------ Given records ------

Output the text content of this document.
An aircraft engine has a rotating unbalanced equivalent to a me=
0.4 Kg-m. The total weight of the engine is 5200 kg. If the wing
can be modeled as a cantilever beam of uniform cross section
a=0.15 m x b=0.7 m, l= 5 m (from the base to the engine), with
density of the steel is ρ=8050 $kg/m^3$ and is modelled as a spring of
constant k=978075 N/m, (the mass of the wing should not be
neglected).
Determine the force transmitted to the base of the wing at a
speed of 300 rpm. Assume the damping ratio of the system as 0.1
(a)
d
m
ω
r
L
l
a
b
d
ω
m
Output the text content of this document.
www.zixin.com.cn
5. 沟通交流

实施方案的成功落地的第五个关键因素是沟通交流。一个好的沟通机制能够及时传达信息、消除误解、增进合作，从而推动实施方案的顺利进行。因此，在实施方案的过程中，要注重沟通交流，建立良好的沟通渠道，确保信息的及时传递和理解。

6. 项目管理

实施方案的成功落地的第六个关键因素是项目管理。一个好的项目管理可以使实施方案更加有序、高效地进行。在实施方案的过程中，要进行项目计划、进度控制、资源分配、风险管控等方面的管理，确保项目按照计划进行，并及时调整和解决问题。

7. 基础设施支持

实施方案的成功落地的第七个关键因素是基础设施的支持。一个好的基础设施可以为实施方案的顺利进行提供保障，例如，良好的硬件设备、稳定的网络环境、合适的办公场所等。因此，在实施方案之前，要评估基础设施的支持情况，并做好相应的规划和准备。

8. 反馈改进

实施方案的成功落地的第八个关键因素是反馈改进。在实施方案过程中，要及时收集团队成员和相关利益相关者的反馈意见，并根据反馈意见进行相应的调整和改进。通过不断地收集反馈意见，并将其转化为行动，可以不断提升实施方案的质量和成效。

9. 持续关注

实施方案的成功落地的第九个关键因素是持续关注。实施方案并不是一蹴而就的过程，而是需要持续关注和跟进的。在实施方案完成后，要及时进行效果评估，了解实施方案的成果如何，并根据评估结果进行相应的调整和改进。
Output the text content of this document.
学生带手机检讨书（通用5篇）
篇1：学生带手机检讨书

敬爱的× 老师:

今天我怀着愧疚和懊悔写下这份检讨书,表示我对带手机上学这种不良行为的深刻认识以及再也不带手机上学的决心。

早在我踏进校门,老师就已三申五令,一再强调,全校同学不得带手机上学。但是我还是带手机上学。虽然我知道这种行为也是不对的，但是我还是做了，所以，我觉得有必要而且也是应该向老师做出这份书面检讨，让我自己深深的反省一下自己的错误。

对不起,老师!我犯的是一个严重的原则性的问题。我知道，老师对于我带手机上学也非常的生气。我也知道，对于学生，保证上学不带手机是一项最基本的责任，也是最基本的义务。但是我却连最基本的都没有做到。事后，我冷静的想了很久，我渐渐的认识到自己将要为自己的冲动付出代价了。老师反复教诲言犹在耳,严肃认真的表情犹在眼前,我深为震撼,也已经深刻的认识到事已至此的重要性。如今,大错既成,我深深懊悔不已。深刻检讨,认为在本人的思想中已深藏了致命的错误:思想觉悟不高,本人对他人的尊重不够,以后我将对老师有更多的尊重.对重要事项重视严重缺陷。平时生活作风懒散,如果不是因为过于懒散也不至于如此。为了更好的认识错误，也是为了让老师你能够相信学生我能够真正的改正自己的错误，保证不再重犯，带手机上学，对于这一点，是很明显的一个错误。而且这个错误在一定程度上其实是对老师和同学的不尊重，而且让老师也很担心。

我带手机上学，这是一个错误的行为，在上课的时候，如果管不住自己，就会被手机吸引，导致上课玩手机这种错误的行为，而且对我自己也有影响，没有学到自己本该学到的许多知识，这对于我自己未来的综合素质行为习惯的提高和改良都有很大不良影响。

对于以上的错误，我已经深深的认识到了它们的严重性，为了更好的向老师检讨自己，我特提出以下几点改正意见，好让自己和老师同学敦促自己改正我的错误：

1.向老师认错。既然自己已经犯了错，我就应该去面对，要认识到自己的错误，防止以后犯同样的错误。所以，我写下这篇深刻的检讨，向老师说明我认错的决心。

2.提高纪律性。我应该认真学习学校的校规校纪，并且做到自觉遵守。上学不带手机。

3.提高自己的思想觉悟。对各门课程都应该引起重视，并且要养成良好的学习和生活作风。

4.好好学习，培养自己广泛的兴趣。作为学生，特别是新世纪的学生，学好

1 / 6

------

Goal:
Return the listing above word for word.

The result:
Output the text content of this document.
An aircraft engine has a rotating unbalanced equivalent to a me=
0.4 Kg-m. The total weight of the engine is 5200 kg. If the wing
can be modeled as a cantilever beam of uniform cross section
a=0.15 m x b=0.7 m, l= 5 m (from the base to the engine), with
density of the steel is ρ=8050 $kg/m^3$ and is modelled as a spring of
constant k=978075 N/m, (the mass of the wing should not be
neglected).
Determine the force transmitted to the base of the wing at a
speed of 300 rpm. Assume the damping ratio of the system as 0.1
(a)
d
m
ω
r
L
l
a
b
d
ω
m
Output the text content of this document.
www.zixin.com.cn
5. 沟通交流

实施方案的成功落地的第五个关键因素是沟通交流。一个好的沟通机制能够及时传达信息、消除误解、增进合作，从而推动实施方案的顺利进行。因此，在实施方案的过程中，要注重沟通交流，建立良好的沟通渠道，确保信息的及时传递和理解。

6. 项目管理

实施方案的成功落地的第六个关键因素是项目管理。一个好的项目管理可以使实施方案更加有序、高效地进行。在实施方案的过程中，要进行项目计划、进度控制、资源分配、风险管控等方面的管理，确保项目按照计划进行，并及时调整和解决问题。

7. 基础设施支持

实施方案的成功落地的第七个关键因素是基础设施的支持。一个好的基础设施可以为实施方案的顺利进行提供保障，例如，良好的硬件设备、稳定的网络环境、合适的办公场所等。因此，在实施方案之前，要评估基础设施的支持情况，并做好相应的规划和准备。

8. 反馈改进

实施方案的成功落地的第八个关键因素是反馈改进。在实施方案过程中，要及时收集团队成员和相关利益相关者的反馈意见，并根据反馈意见进行相应的调整和改进。通过不断地收集反馈意见，并将其转化为行动，可以不断提升实施方案的质量和成效。

9. 持续关注

实施方案的成功落地的第九个关键因素是持续关注。实施方案并不是一蹴而就的过程，而是需要持续关注和跟进的。在实施方案完成后，要及时进行效果评估，了解实施方案的成果如何，并根据评估结果进行相应的调整和改进。
Output the text content of this document.
学生带手机检讨书（通用5篇）
篇1：学生带手机检讨书

敬爱的× 老师:

今天我怀着愧疚和懊悔写下这份检讨书,表示我对带手机上学这种不良行为的深刻认识以及再也不带手机上学的决心。

早在我踏进校门,老师就已三申五令,一再强调,全校同学不得带手机上学。但是我还是带手机上学。虽然我知道这种行为也是不对的，但是我还是做了，所以，我觉得有必要而且也是应该向老师做出这份书面检讨，让我自己深深的反省一下自己的错误。

对不起,老师!我犯的是一个严重的原则性的问题。我知道，老师对于我带手机上学也非常的生气。我也知道，对于学生，保证上学不带手机是一项最基本的责任，也是最基本的义务。但是我却连最基本的都没有做到。事后，我冷静的想了很久，我渐渐的认识到自己将要为自己的冲动付出代价了。老师反复教诲言犹在耳,严肃认真的表情犹在眼前,我深为震撼,也已经深刻的认识到事已至此的重要性。如今,大错既成,我深深懊悔不已。深刻检讨,认为在本人的思想中已深藏了致命的错误:思想觉悟不高,本人对他人的尊重不够,以后我将对老师有更多的尊重.对重要事项重视严重缺陷。平时生活作风懒散,如果不是因为过于懒散也不至于如此。为了更好的认识错误，也是为了让老师你能够相信学生我能够真正的改正自己的错误，保证不再重犯，带手机上学，对于这一点，是很明显的一个错误。而且这个错误在一定程度上其实是对老师和同学的不尊重，而且让老师也很担心。

我带手机上学，这是一个错误的行为，在上课的时候，如果管不住自己，就会被手机吸引，导致上课玩手机这种错误的行为，而且对我自己也有影响，没有学到自己本该学到的许多知识，这对于我自己未来的综合素质行为习惯的提高和改良都有很大不良影响。

对于以上的错误，我已经深深的认识到了它们的严重性，为了更好的向老师检讨自己，我特提出以下几点改正意见，好让自己和老师同学敦促自己改正我的错误：

1.向老师认错。既然自己已经犯了错，我就应该去面对，要认识到自己的错误，防止以后犯同样的错误。所以，我写下这篇深刻的检讨，向老师说明我认错的决心。

2.提高纪律性。我应该认真学习学校的校规校纪，并且做到自觉遵守。上学不带手机。

3.提高自己的思想觉悟。对各门课程都应该引起重视，并且要养成良好的学习和生活作风。

4.好好学习，培养自己广泛的兴趣。作为学生，特别是新世纪的学生，学好

1 / 6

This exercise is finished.